▶ **WORK INSTRUCTIONS**: Repeat the records below exactly, leaving out any pictures.

────

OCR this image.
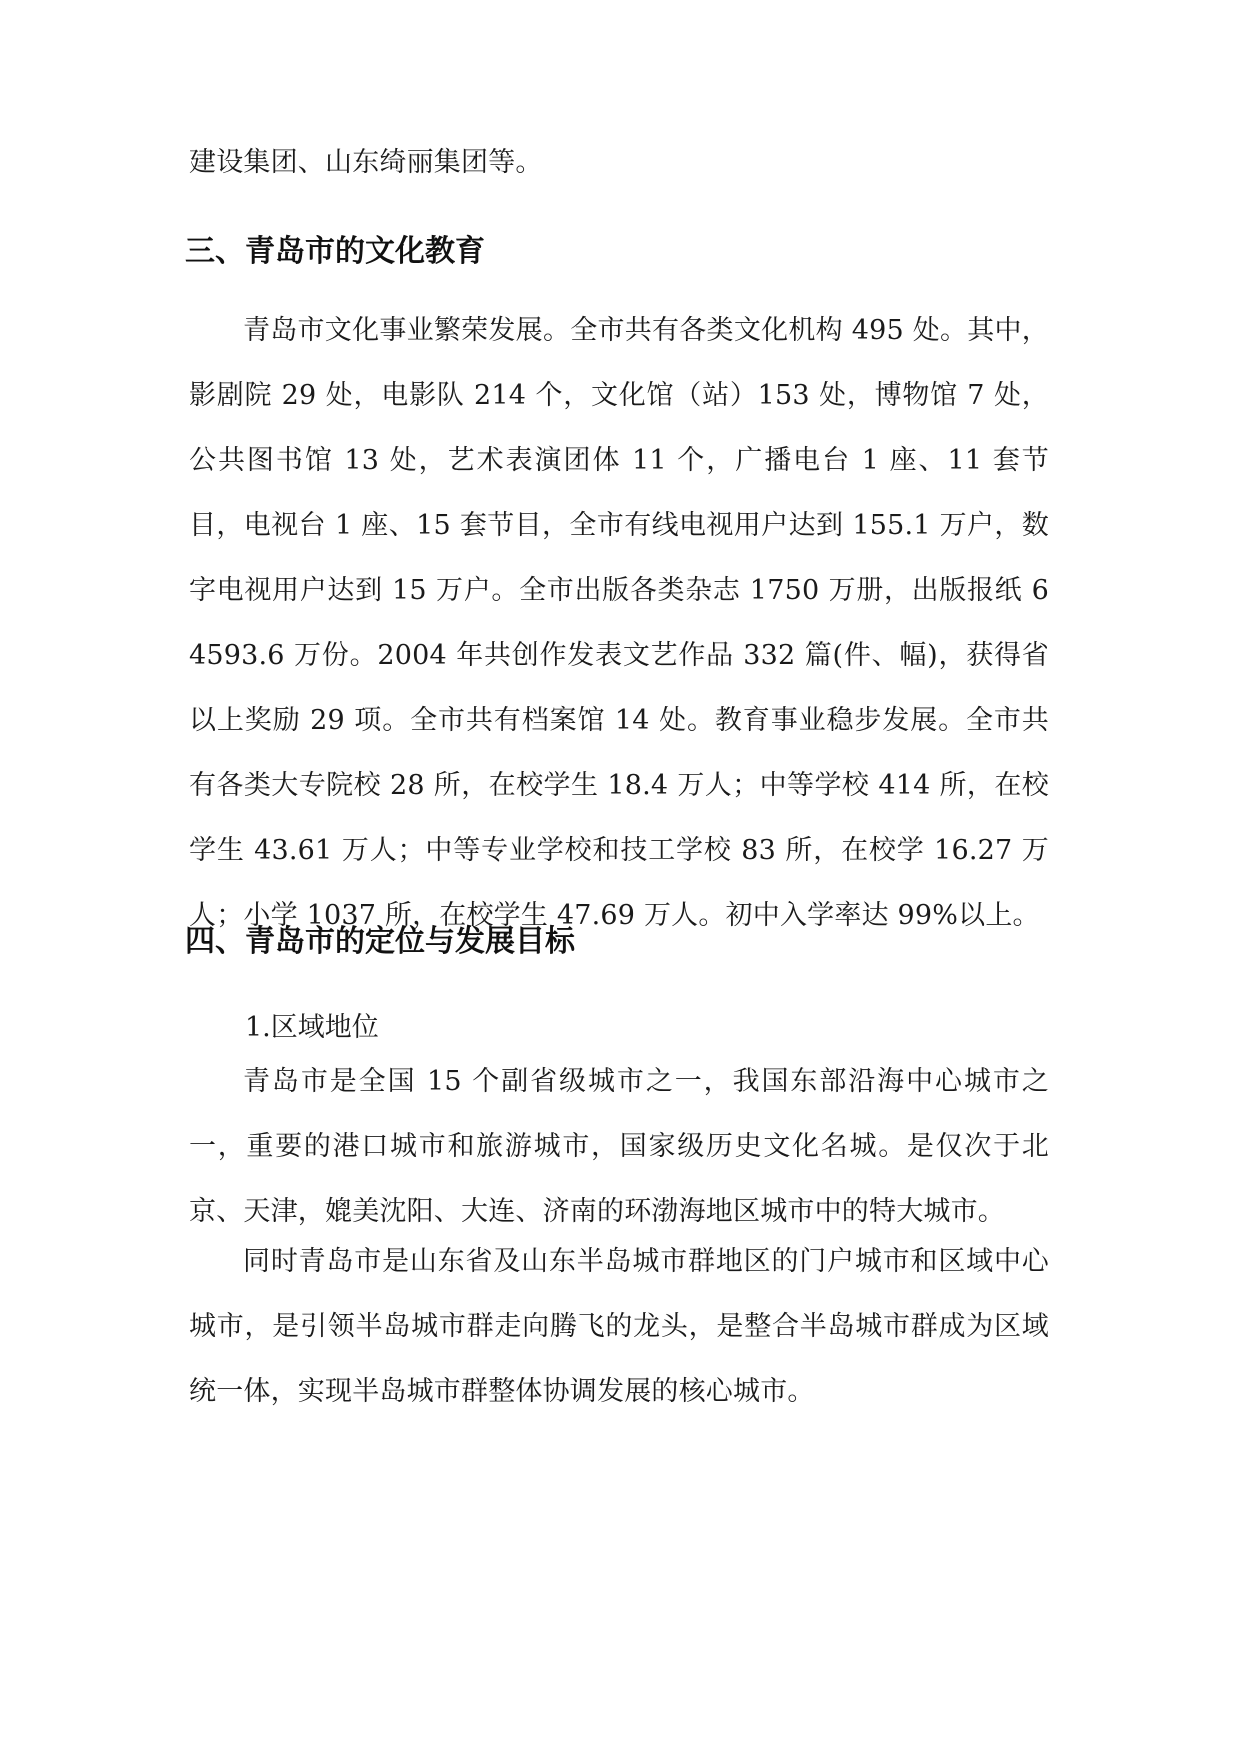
建设集团、山东绮丽集团等。

三、青岛市的文化教育

青岛市文化事业繁荣发展。全市共有各类文化机构 495 处。其中，影剧院 29 处，电影队 214 个，文化馆（站）153 处，博物馆 7 处，公共图书馆 13 处，艺术表演团体 11 个，广播电台 1 座、11 套节目，电视台 1 座、15 套节目，全市有线电视用户达到 155.1 万户，数字电视用户达到 15 万户。全市出版各类杂志 1750 万册，出版报纸 64593.6 万份。2004 年共创作发表文艺作品 332 篇(件、幅)，获得省以上奖励 29 项。全市共有档案馆 14 处。教育事业稳步发展。全市共有各类大专院校 28 所，在校学生 18.4 万人；中等学校 414 所，在校学生 43.61 万人；中等专业学校和技工学校 83 所，在校学 16.27 万人；小学 1037 所，在校学生 47.69 万人。初中入学率达 99%以上。

四、青岛市的定位与发展目标

1.区域地位

青岛市是全国 15 个副省级城市之一，我国东部沿海中心城市之一，重要的港口城市和旅游城市，国家级历史文化名城。是仅次于北京、天津，媲美沈阳、大连、济南的环渤海地区城市中的特大城市。

同时青岛市是山东省及山东半岛城市群地区的门户城市和区域中心城市，是引领半岛城市群走向腾飞的龙头，是整合半岛城市群成为区域统一体，实现半岛城市群整体协调发展的核心城市。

────

▶ **SOLUTION TO THE EXERCISE**:
OCR this image.
建设集团、山东绮丽集团等。

三、青岛市的文化教育

青岛市文化事业繁荣发展。全市共有各类文化机构 495 处。其中，影剧院 29 处，电影队 214 个，文化馆（站）153 处，博物馆 7 处，公共图书馆 13 处，艺术表演团体 11 个，广播电台 1 座、11 套节目，电视台 1 座、15 套节目，全市有线电视用户达到 155.1 万户，数字电视用户达到 15 万户。全市出版各类杂志 1750 万册，出版报纸 64593.6 万份。2004 年共创作发表文艺作品 332 篇(件、幅)，获得省以上奖励 29 项。全市共有档案馆 14 处。教育事业稳步发展。全市共有各类大专院校 28 所，在校学生 18.4 万人；中等学校 414 所，在校学生 43.61 万人；中等专业学校和技工学校 83 所，在校学 16.27 万人；小学 1037 所，在校学生 47.69 万人。初中入学率达 99%以上。

四、青岛市的定位与发展目标

1.区域地位

青岛市是全国 15 个副省级城市之一，我国东部沿海中心城市之一，重要的港口城市和旅游城市，国家级历史文化名城。是仅次于北京、天津，媲美沈阳、大连、济南的环渤海地区城市中的特大城市。

同时青岛市是山东省及山东半岛城市群地区的门户城市和区域中心城市，是引领半岛城市群走向腾飞的龙头，是整合半岛城市群成为区域统一体，实现半岛城市群整体协调发展的核心城市。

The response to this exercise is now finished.